Not sure how long it will take for that to come out. hahhahaha.

I’m thinking tonight’s blog post will be one of those long, rambling, music-filled posts. In honor of my brothers and sisters in Wisconsin, who were arrested for SINGING in their capitol building.

The police come in waves, five times in the noon hour of singing. There are dozens. They surround a singer (why that one?) and grab him, grab her, asking if they are dispersing. No one consents to disperse. Zipties are ratcheted around wrists. I watch a cluster of black shirted black gloved grim men surround a middle-aged woman. They perform their wrist-twist jobs with the satisfaction of bondage well done. Craft. Take pride in your work. After all, she knew the new rules, and she was singing. We cannot have people expressing dissatisfaction with our government without permission from our government.

http://www.dailykos.com/story/2013/07/25/1226622/-Songs-in-the-Key-of-Resistance-The-Police-Came-in-Waves-Today

The Solidarity Sing Along began in March, 2011, as a way to maintain an oppositional voice to Scott Walker’s government and policies after they rammed through Act 10, the law that all but busted public sector unions in the state. The law is being challenged and is still working its way through federal and state courts.

People who came to the capitol to sing in those early days did so out of a deep sense of frustration that the legitimate concerns of hundreds of thousands of people in the state were simply disregarded by the Republican controlled legislature and governor. If they had no power to influence legislation through their elected representatives, they would bring their concerns directly to the public forum that is the capitol rotunda in the form of song.

http://www.progressive.org/why-my-parents-got-arrested-in-madison

Dude. That’s fucked up.

So, in honor of the Solidarity Sing Along, I’m posting some non-political songs that I like to sing along to. Badly. Because it’s not illegal to sing in my own home…yet. And some songs that I just like to listen to. In no particular order, except they sounded good together…

 

Have a lovely today and a lovelier tomorrow… ❤

 

Words that only come to me in disconnected ramblings. I have several articles bookmarked and random bits of essays written, but I haven’t had a chance to pull it all together. Or, more like, I haven’t been inspired to do so. Actually, more like it’s still brewing up there, and I am writing it in conversations I have throughout the days and I’m just waiting to be able to sit down and have it write itself.

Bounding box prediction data
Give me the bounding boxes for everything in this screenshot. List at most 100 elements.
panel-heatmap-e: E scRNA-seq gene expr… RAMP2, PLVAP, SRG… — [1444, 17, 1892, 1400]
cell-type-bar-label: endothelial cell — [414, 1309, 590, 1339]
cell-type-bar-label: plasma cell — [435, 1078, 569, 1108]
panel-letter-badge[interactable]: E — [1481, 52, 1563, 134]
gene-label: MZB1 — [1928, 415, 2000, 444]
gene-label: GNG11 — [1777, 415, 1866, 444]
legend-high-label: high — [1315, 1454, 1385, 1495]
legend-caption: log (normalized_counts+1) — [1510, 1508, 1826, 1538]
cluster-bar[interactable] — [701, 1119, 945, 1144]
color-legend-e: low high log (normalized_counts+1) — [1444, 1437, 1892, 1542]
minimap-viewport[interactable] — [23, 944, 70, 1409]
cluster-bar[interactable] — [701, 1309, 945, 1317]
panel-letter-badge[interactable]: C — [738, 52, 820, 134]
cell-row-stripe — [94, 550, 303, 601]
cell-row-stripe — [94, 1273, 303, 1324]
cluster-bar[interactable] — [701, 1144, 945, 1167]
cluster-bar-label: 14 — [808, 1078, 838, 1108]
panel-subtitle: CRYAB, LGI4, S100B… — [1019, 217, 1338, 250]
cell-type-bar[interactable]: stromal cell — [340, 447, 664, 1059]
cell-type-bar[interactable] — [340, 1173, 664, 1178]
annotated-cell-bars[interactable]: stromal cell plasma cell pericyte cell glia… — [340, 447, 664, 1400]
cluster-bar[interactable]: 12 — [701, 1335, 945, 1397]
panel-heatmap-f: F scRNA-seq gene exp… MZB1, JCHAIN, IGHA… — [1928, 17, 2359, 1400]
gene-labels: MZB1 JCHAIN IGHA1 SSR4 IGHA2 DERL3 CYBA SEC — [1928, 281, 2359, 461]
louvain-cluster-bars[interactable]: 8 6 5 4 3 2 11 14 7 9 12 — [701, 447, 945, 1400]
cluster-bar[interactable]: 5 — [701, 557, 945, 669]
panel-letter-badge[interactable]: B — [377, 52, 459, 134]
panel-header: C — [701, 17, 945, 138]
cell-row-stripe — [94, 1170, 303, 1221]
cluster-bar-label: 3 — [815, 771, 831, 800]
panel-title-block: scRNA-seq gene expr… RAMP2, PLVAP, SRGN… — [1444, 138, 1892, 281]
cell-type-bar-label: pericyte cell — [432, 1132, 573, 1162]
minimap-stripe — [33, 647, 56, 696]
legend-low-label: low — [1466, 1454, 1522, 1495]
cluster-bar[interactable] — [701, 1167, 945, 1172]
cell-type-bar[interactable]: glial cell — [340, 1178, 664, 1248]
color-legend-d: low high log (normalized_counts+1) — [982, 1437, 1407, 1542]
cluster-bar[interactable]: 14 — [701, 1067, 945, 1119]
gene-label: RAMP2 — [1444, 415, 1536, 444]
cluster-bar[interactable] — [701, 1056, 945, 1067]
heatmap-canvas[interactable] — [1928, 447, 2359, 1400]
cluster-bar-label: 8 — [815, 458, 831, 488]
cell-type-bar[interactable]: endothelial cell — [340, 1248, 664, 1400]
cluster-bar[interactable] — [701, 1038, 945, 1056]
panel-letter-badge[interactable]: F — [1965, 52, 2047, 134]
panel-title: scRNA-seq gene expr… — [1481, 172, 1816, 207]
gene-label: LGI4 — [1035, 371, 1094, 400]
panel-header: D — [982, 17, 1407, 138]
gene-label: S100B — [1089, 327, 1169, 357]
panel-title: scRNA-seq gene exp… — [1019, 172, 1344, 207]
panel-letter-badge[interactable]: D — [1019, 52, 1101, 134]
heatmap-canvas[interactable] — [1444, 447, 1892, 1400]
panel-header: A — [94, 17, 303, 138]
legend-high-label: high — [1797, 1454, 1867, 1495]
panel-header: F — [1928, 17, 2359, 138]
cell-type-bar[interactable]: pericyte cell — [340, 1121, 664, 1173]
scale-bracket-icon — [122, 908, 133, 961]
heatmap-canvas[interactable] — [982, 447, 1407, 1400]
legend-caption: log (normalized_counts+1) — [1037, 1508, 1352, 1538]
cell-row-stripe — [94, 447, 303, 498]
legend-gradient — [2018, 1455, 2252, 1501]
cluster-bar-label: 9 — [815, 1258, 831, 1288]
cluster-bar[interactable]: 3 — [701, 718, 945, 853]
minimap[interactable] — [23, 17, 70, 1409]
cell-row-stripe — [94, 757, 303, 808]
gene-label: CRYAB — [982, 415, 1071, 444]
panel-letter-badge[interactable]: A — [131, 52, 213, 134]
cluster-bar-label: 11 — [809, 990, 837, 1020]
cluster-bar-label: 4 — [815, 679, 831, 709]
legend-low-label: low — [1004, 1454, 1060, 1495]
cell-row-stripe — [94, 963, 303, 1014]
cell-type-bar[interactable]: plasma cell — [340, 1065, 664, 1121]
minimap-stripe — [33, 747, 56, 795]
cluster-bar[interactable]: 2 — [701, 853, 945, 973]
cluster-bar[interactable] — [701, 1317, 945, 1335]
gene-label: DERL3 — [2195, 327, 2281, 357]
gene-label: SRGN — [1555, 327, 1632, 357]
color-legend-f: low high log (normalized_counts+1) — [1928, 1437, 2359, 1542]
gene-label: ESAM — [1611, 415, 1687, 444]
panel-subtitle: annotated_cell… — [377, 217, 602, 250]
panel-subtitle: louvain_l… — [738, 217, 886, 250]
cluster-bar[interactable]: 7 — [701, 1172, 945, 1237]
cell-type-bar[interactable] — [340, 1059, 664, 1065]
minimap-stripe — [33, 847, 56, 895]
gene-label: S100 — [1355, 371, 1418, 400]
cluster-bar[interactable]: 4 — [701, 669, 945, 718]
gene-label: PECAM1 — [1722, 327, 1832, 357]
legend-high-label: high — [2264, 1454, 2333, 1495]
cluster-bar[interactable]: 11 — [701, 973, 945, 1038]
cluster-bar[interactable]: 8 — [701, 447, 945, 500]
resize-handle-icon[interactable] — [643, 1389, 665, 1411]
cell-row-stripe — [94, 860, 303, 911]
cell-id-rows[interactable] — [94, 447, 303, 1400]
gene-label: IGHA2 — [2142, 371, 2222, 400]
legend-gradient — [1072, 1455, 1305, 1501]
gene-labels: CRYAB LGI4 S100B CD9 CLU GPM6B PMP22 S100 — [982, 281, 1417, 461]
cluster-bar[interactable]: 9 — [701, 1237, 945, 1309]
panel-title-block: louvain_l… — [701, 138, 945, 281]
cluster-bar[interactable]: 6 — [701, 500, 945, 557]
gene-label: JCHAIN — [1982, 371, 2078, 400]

:: REQUIRED TASKS ::
[1] In the blog post about the Wisconsin capitol sing-along, when did the Solidarity Sing Along begin?
[2] Please carry on the blog post about the Wisconsin capitol sing-along from where it stops.

:: ANSWERS TO THE EXERCISES ::
[1] It began in March 2011.

[2]
Suffice to say, it has to do with the value of poetry and paintings. And how those things are devalued. And, you know how it goes…when you are suffering from writer’s malaise, everything has already been written, so what’s the point in rewriting it in inferior language. Just listen to The Ex song posted above…you’ll get the drift.

Or read this interview with Noam Chomsky:

Anarchism is quite different from that.  It calls for an elimination to tyranny, all kinds of tyranny.  Including the kind of tyranny that’s internal to private power concentrations.  So why should we prefer it?  Well I think because freedom is better than subordination.  It’s better to be free than to be a slave.  Its’ better to be able to make your own decisions than to have someone else make decisions and force you to observe them.  I mean, I don’t think you really need an argument for that.  It seems like … transparent. The thing you need an argument for, and should give an argument for, is, How can we best proceed in that direction?  And there are lots of ways within the current society.  One way, incidentally,  is through use of the state, to the extent that it is democratically controlled.  I mean in the long run, anarchists would like to see the state eliminated.  But it exists, alongside of private power, and the state is, at least to a certain extent, under public influence and control — could be much more so.  And it provides devices to constrain the much more dangerous forces of private power.  Rules for safety and health in the workplace for example.  Or insuring  that people have decent health care, let’s say.  Many other things like that.  They’re not going to come about through private power.

That’s about where my head is at right now.